Replace "bar" with "column" in the data from the line with "bar <box>228 960 242 1006</box>" up to and including the line with "q14-equation: x³ +". Give only those lines again, with everything else left unchanged.

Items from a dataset
■ ■ ■ ■ ■ ■ ■

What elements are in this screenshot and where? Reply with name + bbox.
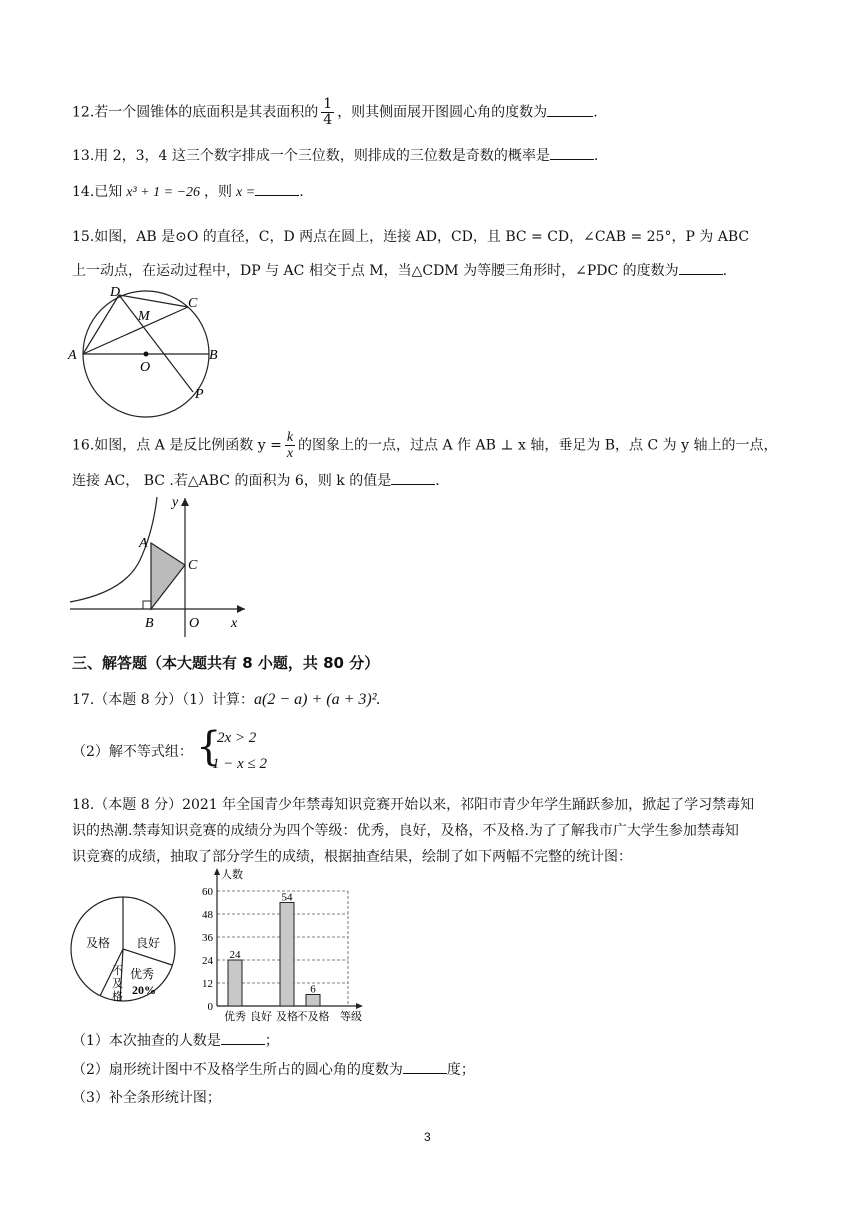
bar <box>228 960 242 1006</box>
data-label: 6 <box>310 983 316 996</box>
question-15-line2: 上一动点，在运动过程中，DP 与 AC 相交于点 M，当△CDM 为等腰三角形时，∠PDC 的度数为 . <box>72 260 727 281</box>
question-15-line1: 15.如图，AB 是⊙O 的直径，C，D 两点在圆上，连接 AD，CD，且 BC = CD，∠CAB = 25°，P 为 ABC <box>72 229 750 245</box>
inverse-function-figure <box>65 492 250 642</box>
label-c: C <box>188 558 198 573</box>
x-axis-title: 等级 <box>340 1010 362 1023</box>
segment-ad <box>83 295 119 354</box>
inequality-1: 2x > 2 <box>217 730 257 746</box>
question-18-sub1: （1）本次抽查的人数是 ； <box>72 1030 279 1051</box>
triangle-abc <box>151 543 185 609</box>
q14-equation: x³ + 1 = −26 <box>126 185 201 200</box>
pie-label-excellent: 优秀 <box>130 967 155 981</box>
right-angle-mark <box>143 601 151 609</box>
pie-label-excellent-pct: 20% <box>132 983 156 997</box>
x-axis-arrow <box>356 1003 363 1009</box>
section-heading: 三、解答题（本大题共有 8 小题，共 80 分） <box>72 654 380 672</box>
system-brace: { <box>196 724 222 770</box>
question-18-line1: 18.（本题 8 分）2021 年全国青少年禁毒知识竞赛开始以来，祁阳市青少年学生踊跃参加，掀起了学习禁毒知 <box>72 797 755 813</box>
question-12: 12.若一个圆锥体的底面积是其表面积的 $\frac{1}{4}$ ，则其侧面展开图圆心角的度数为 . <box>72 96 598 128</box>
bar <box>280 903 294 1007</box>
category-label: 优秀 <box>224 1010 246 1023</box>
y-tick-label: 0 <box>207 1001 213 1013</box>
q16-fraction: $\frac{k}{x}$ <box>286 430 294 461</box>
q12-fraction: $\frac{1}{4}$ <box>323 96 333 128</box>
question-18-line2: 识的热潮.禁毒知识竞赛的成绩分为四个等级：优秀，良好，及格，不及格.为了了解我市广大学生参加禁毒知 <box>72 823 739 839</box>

■ ■ ■ ■ ■ ■ ■

Response for this exercise:
column <box>228 960 242 1006</box>
data-label: 6 <box>310 983 316 996</box>
question-15-line2: 上一动点，在运动过程中，DP 与 AC 相交于点 M，当△CDM 为等腰三角形时，∠PDC 的度数为 . <box>72 260 727 281</box>
question-15-line1: 15.如图，AB 是⊙O 的直径，C，D 两点在圆上，连接 AD，CD，且 BC = CD，∠CAB = 25°，P 为 ABC <box>72 229 750 245</box>
inverse-function-figure <box>65 492 250 642</box>
label-c: C <box>188 558 198 573</box>
x-axis-title: 等级 <box>340 1010 362 1023</box>
segment-ad <box>83 295 119 354</box>
inequality-1: 2x > 2 <box>217 730 257 746</box>
question-18-sub1: （1）本次抽查的人数是 ； <box>72 1030 279 1051</box>
triangle-abc <box>151 543 185 609</box>
q14-equation: x³ + 1 = −26 <box>126 185 201 200</box>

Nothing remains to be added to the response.